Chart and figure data
####################

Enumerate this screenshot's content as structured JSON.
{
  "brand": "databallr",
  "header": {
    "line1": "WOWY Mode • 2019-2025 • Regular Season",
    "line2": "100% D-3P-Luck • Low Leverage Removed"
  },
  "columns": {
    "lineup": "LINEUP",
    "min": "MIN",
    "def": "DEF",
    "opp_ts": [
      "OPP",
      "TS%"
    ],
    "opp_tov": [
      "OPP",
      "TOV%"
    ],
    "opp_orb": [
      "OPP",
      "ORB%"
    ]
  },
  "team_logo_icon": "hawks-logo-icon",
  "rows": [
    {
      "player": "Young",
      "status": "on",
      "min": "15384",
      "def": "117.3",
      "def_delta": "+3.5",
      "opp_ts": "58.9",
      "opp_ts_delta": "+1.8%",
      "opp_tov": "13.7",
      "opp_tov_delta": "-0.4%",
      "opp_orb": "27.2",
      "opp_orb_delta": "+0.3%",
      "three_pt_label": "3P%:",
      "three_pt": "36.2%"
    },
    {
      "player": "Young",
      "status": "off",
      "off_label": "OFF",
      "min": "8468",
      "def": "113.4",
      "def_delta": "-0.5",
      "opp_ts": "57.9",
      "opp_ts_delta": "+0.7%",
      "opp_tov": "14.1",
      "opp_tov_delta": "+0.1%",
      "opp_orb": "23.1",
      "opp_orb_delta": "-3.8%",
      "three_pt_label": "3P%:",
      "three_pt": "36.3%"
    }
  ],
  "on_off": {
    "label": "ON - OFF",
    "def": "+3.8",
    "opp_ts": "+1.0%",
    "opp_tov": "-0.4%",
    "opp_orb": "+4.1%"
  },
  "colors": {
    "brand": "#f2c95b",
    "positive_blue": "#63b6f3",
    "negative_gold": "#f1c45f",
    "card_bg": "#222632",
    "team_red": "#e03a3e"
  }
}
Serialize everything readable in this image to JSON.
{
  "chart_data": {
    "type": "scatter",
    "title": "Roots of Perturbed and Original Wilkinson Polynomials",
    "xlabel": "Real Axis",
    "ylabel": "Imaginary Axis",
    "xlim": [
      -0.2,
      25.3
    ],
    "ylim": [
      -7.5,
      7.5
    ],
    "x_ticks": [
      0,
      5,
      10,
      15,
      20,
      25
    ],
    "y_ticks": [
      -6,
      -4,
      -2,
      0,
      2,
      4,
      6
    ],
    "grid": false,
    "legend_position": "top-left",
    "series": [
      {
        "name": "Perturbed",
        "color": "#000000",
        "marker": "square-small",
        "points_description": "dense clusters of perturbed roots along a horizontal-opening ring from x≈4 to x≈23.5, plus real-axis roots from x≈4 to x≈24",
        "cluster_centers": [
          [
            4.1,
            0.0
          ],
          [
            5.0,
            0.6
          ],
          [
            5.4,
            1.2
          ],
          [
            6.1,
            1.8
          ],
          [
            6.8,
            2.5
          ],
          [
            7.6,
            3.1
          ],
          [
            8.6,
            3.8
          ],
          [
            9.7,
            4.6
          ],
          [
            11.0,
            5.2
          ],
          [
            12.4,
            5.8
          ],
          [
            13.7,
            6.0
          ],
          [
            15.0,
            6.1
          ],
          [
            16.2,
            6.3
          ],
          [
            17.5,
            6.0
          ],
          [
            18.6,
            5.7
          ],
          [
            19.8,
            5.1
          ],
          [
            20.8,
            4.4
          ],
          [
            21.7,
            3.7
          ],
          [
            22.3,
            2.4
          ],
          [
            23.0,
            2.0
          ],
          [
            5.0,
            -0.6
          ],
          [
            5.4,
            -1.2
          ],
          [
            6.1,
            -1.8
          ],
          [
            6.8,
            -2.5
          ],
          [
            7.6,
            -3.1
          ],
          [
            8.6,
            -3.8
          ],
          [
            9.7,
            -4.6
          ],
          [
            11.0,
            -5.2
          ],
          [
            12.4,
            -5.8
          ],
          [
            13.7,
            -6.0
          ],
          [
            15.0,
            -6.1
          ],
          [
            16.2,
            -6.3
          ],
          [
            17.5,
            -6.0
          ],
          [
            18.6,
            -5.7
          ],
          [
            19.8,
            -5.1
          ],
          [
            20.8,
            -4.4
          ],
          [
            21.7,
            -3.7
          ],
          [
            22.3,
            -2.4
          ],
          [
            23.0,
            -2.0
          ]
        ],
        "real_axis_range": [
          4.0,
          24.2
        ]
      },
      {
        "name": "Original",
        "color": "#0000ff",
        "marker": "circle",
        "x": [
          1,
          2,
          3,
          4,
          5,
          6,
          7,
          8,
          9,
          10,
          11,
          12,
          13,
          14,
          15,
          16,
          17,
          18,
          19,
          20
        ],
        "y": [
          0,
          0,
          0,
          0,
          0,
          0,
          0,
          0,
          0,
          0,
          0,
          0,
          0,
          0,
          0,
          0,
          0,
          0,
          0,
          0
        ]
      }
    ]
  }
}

####################

Output every entry shown above, exactly.

**Exercise output**:
Enumerate this screenshot's content as structured JSON.
{
  "brand": "databallr",
  "header": {
    "line1": "WOWY Mode • 2019-2025 • Regular Season",
    "line2": "100% D-3P-Luck • Low Leverage Removed"
  },
  "columns": {
    "lineup": "LINEUP",
    "min": "MIN",
    "def": "DEF",
    "opp_ts": [
      "OPP",
      "TS%"
    ],
    "opp_tov": [
      "OPP",
      "TOV%"
    ],
    "opp_orb": [
      "OPP",
      "ORB%"
    ]
  },
  "team_logo_icon": "hawks-logo-icon",
  "rows": [
    {
      "player": "Young",
      "status": "on",
      "min": "15384",
      "def": "117.3",
      "def_delta": "+3.5",
      "opp_ts": "58.9",
      "opp_ts_delta": "+1.8%",
      "opp_tov": "13.7",
      "opp_tov_delta": "-0.4%",
      "opp_orb": "27.2",
      "opp_orb_delta": "+0.3%",
      "three_pt_label": "3P%:",
      "three_pt": "36.2%"
    },
    {
      "player": "Young",
      "status": "off",
      "off_label": "OFF",
      "min": "8468",
      "def": "113.4",
      "def_delta": "-0.5",
      "opp_ts": "57.9",
      "opp_ts_delta": "+0.7%",
      "opp_tov": "14.1",
      "opp_tov_delta": "+0.1%",
      "opp_orb": "23.1",
      "opp_orb_delta": "-3.8%",
      "three_pt_label": "3P%:",
      "three_pt": "36.3%"
    }
  ],
  "on_off": {
    "label": "ON - OFF",
    "def": "+3.8",
    "opp_ts": "+1.0%",
    "opp_tov": "-0.4%",
    "opp_orb": "+4.1%"
  },
  "colors": {
    "brand": "#f2c95b",
    "positive_blue": "#63b6f3",
    "negative_gold": "#f1c45f",
    "card_bg": "#222632",
    "team_red": "#e03a3e"
  }
}
Serialize everything readable in this image to JSON.
{
  "chart_data": {
    "type": "scatter",
    "title": "Roots of Perturbed and Original Wilkinson Polynomials",
    "xlabel": "Real Axis",
    "ylabel": "Imaginary Axis",
    "xlim": [
      -0.2,
      25.3
    ],
    "ylim": [
      -7.5,
      7.5
    ],
    "x_ticks": [
      0,
      5,
      10,
      15,
      20,
      25
    ],
    "y_ticks": [
      -6,
      -4,
      -2,
      0,
      2,
      4,
      6
    ],
    "grid": false,
    "legend_position": "top-left",
    "series": [
      {
        "name": "Perturbed",
        "color": "#000000",
        "marker": "square-small",
        "points_description": "dense clusters of perturbed roots along a horizontal-opening ring from x≈4 to x≈23.5, plus real-axis roots from x≈4 to x≈24",
        "cluster_centers": [
          [
            4.1,
            0.0
          ],
          [
            5.0,
            0.6
          ],
          [
            5.4,
            1.2
          ],
          [
            6.1,
            1.8
          ],
          [
            6.8,
            2.5
          ],
          [
            7.6,
            3.1
          ],
          [
            8.6,
            3.8
          ],
          [
            9.7,
            4.6
          ],
          [
            11.0,
            5.2
          ],
          [
            12.4,
            5.8
          ],
          [
            13.7,
            6.0
          ],
          [
            15.0,
            6.1
          ],
          [
            16.2,
            6.3
          ],
          [
            17.5,
            6.0
          ],
          [
            18.6,
            5.7
          ],
          [
            19.8,
            5.1
          ],
          [
            20.8,
            4.4
          ],
          [
            21.7,
            3.7
          ],
          [
            22.3,
            2.4
          ],
          [
            23.0,
            2.0
          ],
          [
            5.0,
            -0.6
          ],
          [
            5.4,
            -1.2
          ],
          [
            6.1,
            -1.8
          ],
          [
            6.8,
            -2.5
          ],
          [
            7.6,
            -3.1
          ],
          [
            8.6,
            -3.8
          ],
          [
            9.7,
            -4.6
          ],
          [
            11.0,
            -5.2
          ],
          [
            12.4,
            -5.8
          ],
          [
            13.7,
            -6.0
          ],
          [
            15.0,
            -6.1
          ],
          [
            16.2,
            -6.3
          ],
          [
            17.5,
            -6.0
          ],
          [
            18.6,
            -5.7
          ],
          [
            19.8,
            -5.1
          ],
          [
            20.8,
            -4.4
          ],
          [
            21.7,
            -3.7
          ],
          [
            22.3,
            -2.4
          ],
          [
            23.0,
            -2.0
          ]
        ],
        "real_axis_range": [
          4.0,
          24.2
        ]
      },
      {
        "name": "Original",
        "color": "#0000ff",
        "marker": "circle",
        "x": [
          1,
          2,
          3,
          4,
          5,
          6,
          7,
          8,
          9,
          10,
          11,
          12,
          13,
          14,
          15,
          16,
          17,
          18,
          19,
          20
        ],
        "y": [
          0,
          0,
          0,
          0,
          0,
          0,
          0,
          0,
          0,
          0,
          0,
          0,
          0,
          0,
          0,
          0,
          0,
          0,
          0,
          0
        ]
      }
    ]
  }
}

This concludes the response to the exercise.